--- START GIVEN DATA ---

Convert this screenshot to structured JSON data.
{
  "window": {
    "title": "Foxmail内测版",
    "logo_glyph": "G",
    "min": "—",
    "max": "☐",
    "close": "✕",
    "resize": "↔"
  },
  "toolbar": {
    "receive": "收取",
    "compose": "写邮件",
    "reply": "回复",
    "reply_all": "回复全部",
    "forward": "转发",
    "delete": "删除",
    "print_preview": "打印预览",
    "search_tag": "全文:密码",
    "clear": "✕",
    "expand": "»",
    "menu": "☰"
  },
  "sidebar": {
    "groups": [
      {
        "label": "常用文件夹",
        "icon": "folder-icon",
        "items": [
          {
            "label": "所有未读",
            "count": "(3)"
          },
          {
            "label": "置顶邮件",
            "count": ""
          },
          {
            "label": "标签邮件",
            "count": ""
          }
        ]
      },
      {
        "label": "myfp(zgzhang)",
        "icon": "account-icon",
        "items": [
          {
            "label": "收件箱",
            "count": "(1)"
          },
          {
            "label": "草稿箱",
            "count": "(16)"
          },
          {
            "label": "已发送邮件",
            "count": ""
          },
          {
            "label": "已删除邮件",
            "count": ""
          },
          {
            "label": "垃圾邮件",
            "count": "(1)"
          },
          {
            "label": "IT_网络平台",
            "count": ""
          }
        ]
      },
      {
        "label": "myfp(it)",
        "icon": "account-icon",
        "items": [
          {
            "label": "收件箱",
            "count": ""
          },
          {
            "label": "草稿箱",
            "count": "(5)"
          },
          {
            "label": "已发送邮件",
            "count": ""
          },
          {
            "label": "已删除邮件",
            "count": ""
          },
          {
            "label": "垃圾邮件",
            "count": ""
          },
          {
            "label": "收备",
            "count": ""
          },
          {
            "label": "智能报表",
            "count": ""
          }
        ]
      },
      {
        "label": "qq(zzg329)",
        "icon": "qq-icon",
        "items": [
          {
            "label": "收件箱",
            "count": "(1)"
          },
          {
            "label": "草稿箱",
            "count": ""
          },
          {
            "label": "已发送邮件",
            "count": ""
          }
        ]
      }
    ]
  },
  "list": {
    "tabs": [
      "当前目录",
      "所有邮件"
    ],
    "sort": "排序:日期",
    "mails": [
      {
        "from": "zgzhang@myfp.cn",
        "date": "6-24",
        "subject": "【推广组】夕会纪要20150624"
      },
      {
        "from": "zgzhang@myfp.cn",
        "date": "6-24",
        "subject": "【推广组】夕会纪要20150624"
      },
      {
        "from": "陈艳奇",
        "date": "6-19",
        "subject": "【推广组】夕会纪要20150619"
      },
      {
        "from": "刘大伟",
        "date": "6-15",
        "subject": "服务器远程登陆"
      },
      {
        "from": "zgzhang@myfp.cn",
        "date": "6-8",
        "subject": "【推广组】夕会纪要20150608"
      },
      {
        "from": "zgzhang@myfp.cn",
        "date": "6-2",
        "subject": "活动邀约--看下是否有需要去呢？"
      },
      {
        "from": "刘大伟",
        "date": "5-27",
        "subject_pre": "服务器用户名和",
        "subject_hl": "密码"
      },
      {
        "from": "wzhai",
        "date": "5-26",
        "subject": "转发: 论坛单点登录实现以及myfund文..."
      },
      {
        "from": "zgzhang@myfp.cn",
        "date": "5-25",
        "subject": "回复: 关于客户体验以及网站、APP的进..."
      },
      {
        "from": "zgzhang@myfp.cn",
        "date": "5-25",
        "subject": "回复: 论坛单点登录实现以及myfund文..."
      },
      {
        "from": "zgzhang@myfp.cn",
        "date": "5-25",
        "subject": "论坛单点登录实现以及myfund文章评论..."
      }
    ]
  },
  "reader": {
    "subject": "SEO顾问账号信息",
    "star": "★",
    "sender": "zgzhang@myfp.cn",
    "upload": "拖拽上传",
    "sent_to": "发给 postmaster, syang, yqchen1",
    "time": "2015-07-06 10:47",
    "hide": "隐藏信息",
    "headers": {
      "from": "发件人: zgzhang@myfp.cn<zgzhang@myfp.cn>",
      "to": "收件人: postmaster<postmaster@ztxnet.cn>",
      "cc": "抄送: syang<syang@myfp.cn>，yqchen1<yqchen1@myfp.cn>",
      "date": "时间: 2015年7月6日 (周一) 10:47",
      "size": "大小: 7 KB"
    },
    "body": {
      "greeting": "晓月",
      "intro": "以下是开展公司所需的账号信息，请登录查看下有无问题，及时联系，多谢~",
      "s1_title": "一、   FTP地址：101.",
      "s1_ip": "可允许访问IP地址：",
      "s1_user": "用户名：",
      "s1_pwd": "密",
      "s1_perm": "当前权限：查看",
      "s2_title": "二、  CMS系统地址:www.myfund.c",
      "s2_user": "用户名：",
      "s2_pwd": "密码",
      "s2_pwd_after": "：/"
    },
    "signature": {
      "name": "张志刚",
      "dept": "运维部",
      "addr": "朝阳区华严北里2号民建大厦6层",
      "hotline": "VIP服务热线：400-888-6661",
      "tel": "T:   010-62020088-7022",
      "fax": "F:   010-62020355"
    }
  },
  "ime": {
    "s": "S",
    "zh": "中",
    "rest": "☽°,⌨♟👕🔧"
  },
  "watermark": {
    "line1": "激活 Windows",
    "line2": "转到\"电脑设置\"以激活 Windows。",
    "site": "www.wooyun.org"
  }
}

--- END GIVEN DATA ---

**WHAT IS ASKED:**
The records above are to be repeated exactly, in their entirety.

**RESULT OF THE EXERCISE:**
Convert this screenshot to structured JSON data.
{
  "window": {
    "title": "Foxmail内测版",
    "logo_glyph": "G",
    "min": "—",
    "max": "☐",
    "close": "✕",
    "resize": "↔"
  },
  "toolbar": {
    "receive": "收取",
    "compose": "写邮件",
    "reply": "回复",
    "reply_all": "回复全部",
    "forward": "转发",
    "delete": "删除",
    "print_preview": "打印预览",
    "search_tag": "全文:密码",
    "clear": "✕",
    "expand": "»",
    "menu": "☰"
  },
  "sidebar": {
    "groups": [
      {
        "label": "常用文件夹",
        "icon": "folder-icon",
        "items": [
          {
            "label": "所有未读",
            "count": "(3)"
          },
          {
            "label": "置顶邮件",
            "count": ""
          },
          {
            "label": "标签邮件",
            "count": ""
          }
        ]
      },
      {
        "label": "myfp(zgzhang)",
        "icon": "account-icon",
        "items": [
          {
            "label": "收件箱",
            "count": "(1)"
          },
          {
            "label": "草稿箱",
            "count": "(16)"
          },
          {
            "label": "已发送邮件",
            "count": ""
          },
          {
            "label": "已删除邮件",
            "count": ""
          },
          {
            "label": "垃圾邮件",
            "count": "(1)"
          },
          {
            "label": "IT_网络平台",
            "count": ""
          }
        ]
      },
      {
        "label": "myfp(it)",
        "icon": "account-icon",
        "items": [
          {
            "label": "收件箱",
            "count": ""
          },
          {
            "label": "草稿箱",
            "count": "(5)"
          },
          {
            "label": "已发送邮件",
            "count": ""
          },
          {
            "label": "已删除邮件",
            "count": ""
          },
          {
            "label": "垃圾邮件",
            "count": ""
          },
          {
            "label": "收备",
            "count": ""
          },
          {
            "label": "智能报表",
            "count": ""
          }
        ]
      },
      {
        "label": "qq(zzg329)",
        "icon": "qq-icon",
        "items": [
          {
            "label": "收件箱",
            "count": "(1)"
          },
          {
            "label": "草稿箱",
            "count": ""
          },
          {
            "label": "已发送邮件",
            "count": ""
          }
        ]
      }
    ]
  },
  "list": {
    "tabs": [
      "当前目录",
      "所有邮件"
    ],
    "sort": "排序:日期",
    "mails": [
      {
        "from": "zgzhang@myfp.cn",
        "date": "6-24",
        "subject": "【推广组】夕会纪要20150624"
      },
      {
        "from": "zgzhang@myfp.cn",
        "date": "6-24",
        "subject": "【推广组】夕会纪要20150624"
      },
      {
        "from": "陈艳奇",
        "date": "6-19",
        "subject": "【推广组】夕会纪要20150619"
      },
      {
        "from": "刘大伟",
        "date": "6-15",
        "subject": "服务器远程登陆"
      },
      {
        "from": "zgzhang@myfp.cn",
        "date": "6-8",
        "subject": "【推广组】夕会纪要20150608"
      },
      {
        "from": "zgzhang@myfp.cn",
        "date": "6-2",
        "subject": "活动邀约--看下是否有需要去呢？"
      },
      {
        "from": "刘大伟",
        "date": "5-27",
        "subject_pre": "服务器用户名和",
        "subject_hl": "密码"
      },
      {
        "from": "wzhai",
        "date": "5-26",
        "subject": "转发: 论坛单点登录实现以及myfund文..."
      },
      {
        "from": "zgzhang@myfp.cn",
        "date": "5-25",
        "subject": "回复: 关于客户体验以及网站、APP的进..."
      },
      {
        "from": "zgzhang@myfp.cn",
        "date": "5-25",
        "subject": "回复: 论坛单点登录实现以及myfund文..."
      },
      {
        "from": "zgzhang@myfp.cn",
        "date": "5-25",
        "subject": "论坛单点登录实现以及myfund文章评论..."
      }
    ]
  },
  "reader": {
    "subject": "SEO顾问账号信息",
    "star": "★",
    "sender": "zgzhang@myfp.cn",
    "upload": "拖拽上传",
    "sent_to": "发给 postmaster, syang, yqchen1",
    "time": "2015-07-06 10:47",
    "hide": "隐藏信息",
    "headers": {
      "from": "发件人: zgzhang@myfp.cn<zgzhang@myfp.cn>",
      "to": "收件人: postmaster<postmaster@ztxnet.cn>",
      "cc": "抄送: syang<syang@myfp.cn>，yqchen1<yqchen1@myfp.cn>",
      "date": "时间: 2015年7月6日 (周一) 10:47",
      "size": "大小: 7 KB"
    },
    "body": {
      "greeting": "晓月",
      "intro": "以下是开展公司所需的账号信息，请登录查看下有无问题，及时联系，多谢~",
      "s1_title": "一、   FTP地址：101.",
      "s1_ip": "可允许访问IP地址：",
      "s1_user": "用户名：",
      "s1_pwd": "密",
      "s1_perm": "当前权限：查看",
      "s2_title": "二、  CMS系统地址:www.myfund.c",
      "s2_user": "用户名：",
      "s2_pwd": "密码",
      "s2_pwd_after": "：/"
    },
    "signature": {
      "name": "张志刚",
      "dept": "运维部",
      "addr": "朝阳区华严北里2号民建大厦6层",
      "hotline": "VIP服务热线：400-888-6661",
      "tel": "T:   010-62020088-7022",
      "fax": "F:   010-62020355"
    }
  },
  "ime": {
    "s": "S",
    "zh": "中",
    "rest": "☽°,⌨♟👕🔧"
  },
  "watermark": {
    "line1": "激活 Windows",
    "line2": "转到\"电脑设置\"以激活 Windows。",
    "site": "www.wooyun.org"
  }
}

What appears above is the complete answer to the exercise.